**WHAT NEEDS TO BE DONE:**
Within the material below, find each line bearing the word "object" and present it.

**DATA TO PROCESS:**
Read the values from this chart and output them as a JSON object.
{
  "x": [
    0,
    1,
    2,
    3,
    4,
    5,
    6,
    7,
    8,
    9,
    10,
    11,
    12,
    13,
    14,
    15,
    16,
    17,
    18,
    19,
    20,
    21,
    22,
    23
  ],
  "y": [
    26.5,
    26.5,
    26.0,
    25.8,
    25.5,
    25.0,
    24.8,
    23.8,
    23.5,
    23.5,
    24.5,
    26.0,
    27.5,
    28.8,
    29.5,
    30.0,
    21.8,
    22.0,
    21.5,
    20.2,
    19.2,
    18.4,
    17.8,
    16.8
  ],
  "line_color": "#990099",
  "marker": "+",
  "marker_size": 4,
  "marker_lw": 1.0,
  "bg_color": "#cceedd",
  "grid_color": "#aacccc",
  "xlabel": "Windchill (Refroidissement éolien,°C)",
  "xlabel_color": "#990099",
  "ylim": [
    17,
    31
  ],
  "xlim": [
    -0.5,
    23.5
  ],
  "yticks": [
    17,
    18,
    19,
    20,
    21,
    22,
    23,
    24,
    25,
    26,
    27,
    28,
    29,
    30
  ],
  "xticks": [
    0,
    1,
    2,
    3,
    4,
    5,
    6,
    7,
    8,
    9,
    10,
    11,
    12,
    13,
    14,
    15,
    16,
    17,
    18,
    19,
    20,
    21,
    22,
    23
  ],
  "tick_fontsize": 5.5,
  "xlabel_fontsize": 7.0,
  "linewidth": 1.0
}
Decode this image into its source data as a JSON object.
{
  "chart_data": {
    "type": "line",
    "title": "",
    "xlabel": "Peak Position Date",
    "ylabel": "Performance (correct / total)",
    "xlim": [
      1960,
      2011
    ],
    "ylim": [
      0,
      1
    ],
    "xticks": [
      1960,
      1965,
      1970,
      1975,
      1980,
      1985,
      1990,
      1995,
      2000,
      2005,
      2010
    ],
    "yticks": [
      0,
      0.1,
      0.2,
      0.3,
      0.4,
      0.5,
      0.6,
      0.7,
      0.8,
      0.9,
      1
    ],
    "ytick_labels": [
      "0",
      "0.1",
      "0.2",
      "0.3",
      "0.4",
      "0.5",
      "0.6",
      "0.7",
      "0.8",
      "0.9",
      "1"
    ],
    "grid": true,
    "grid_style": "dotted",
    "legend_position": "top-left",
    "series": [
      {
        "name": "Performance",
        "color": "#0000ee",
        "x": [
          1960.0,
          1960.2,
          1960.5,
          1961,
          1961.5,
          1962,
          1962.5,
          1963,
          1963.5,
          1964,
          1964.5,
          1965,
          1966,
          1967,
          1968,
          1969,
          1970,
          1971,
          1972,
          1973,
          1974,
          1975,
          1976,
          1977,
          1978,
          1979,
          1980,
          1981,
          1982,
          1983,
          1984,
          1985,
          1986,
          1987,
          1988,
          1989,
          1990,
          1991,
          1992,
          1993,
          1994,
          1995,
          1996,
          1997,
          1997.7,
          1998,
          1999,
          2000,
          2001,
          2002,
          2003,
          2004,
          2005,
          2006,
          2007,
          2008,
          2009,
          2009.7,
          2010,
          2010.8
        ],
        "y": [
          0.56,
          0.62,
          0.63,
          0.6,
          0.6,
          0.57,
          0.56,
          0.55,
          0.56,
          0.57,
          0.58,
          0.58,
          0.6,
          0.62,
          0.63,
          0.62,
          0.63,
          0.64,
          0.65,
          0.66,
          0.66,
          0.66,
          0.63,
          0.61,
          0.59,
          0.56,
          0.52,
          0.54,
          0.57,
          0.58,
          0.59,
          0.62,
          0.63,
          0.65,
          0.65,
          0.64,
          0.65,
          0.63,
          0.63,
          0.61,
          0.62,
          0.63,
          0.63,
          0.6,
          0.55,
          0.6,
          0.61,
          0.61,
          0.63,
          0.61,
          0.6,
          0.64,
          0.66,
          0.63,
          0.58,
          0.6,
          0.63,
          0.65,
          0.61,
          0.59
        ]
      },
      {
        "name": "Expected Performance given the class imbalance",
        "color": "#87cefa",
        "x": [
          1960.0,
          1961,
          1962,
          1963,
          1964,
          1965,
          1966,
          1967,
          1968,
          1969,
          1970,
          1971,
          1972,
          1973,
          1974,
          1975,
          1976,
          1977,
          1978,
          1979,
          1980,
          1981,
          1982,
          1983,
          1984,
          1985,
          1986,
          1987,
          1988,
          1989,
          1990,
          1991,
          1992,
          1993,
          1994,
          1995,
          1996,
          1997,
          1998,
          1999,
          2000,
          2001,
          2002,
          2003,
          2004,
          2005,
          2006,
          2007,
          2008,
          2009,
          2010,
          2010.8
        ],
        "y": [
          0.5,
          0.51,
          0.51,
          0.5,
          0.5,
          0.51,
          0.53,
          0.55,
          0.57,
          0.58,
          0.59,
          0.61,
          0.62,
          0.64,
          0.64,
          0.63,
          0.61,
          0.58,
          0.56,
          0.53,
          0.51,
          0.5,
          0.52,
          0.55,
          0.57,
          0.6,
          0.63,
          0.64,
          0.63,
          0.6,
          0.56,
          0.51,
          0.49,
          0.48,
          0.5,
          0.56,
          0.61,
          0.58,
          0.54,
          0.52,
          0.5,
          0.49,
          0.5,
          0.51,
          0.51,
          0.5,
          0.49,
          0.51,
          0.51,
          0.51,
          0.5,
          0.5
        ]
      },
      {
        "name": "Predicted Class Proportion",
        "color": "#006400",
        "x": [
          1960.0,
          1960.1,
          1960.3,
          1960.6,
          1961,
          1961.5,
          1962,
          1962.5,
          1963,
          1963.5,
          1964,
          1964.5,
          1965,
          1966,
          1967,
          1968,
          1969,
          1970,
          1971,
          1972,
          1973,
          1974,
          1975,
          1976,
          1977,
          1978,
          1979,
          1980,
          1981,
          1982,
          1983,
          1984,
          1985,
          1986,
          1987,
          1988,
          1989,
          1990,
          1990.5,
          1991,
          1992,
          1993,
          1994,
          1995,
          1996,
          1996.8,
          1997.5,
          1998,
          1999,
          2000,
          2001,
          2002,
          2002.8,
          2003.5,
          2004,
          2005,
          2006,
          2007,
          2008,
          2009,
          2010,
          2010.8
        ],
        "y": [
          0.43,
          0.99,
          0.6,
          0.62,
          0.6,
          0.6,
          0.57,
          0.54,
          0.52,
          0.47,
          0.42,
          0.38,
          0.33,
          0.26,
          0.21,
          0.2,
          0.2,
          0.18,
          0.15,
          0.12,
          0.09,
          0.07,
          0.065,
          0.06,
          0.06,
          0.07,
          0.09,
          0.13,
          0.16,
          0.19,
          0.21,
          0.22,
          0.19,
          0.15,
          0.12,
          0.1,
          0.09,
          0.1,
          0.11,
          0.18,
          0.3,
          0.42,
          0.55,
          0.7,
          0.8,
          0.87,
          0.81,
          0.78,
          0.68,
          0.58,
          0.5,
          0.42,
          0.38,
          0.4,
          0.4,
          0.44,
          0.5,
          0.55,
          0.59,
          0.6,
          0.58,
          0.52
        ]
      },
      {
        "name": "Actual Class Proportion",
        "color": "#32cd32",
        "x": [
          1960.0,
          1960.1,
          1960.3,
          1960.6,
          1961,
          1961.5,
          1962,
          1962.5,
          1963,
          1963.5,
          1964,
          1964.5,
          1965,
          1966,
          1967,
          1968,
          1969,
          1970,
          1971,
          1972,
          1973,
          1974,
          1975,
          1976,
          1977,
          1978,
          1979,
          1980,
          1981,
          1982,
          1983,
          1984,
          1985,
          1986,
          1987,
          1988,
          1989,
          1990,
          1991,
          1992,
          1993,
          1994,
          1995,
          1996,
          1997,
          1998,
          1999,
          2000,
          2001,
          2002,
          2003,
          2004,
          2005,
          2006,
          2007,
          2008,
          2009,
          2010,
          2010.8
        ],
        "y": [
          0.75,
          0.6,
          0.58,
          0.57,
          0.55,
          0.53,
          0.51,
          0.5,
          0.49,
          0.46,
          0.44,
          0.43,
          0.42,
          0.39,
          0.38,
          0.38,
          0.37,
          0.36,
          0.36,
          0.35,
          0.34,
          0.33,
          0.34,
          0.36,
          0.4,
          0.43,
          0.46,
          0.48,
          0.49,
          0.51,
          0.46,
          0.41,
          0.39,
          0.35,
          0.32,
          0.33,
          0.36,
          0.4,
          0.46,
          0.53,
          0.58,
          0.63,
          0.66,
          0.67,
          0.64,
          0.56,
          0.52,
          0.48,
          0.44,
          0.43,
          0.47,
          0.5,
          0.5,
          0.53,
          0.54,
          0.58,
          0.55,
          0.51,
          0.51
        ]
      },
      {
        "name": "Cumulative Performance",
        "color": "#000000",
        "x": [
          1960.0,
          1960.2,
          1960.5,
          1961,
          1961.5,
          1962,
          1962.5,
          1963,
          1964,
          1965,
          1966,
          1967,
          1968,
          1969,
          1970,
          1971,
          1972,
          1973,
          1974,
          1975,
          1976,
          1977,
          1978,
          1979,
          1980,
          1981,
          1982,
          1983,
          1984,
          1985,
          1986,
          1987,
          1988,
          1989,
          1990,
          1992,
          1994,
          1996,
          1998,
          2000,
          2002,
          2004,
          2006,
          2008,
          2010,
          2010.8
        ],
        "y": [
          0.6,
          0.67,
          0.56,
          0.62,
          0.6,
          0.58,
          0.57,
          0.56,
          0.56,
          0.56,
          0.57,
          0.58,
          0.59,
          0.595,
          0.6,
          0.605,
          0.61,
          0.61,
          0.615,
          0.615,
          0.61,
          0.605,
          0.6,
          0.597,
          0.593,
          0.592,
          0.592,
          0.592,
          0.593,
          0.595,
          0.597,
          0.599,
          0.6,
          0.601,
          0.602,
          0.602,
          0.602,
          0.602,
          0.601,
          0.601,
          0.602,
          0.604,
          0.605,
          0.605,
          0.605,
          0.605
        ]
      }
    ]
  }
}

**EXERCISE SOLUTION:**
Read the values from this chart and output them as a JSON object.
Decode this image into its source data as a JSON object.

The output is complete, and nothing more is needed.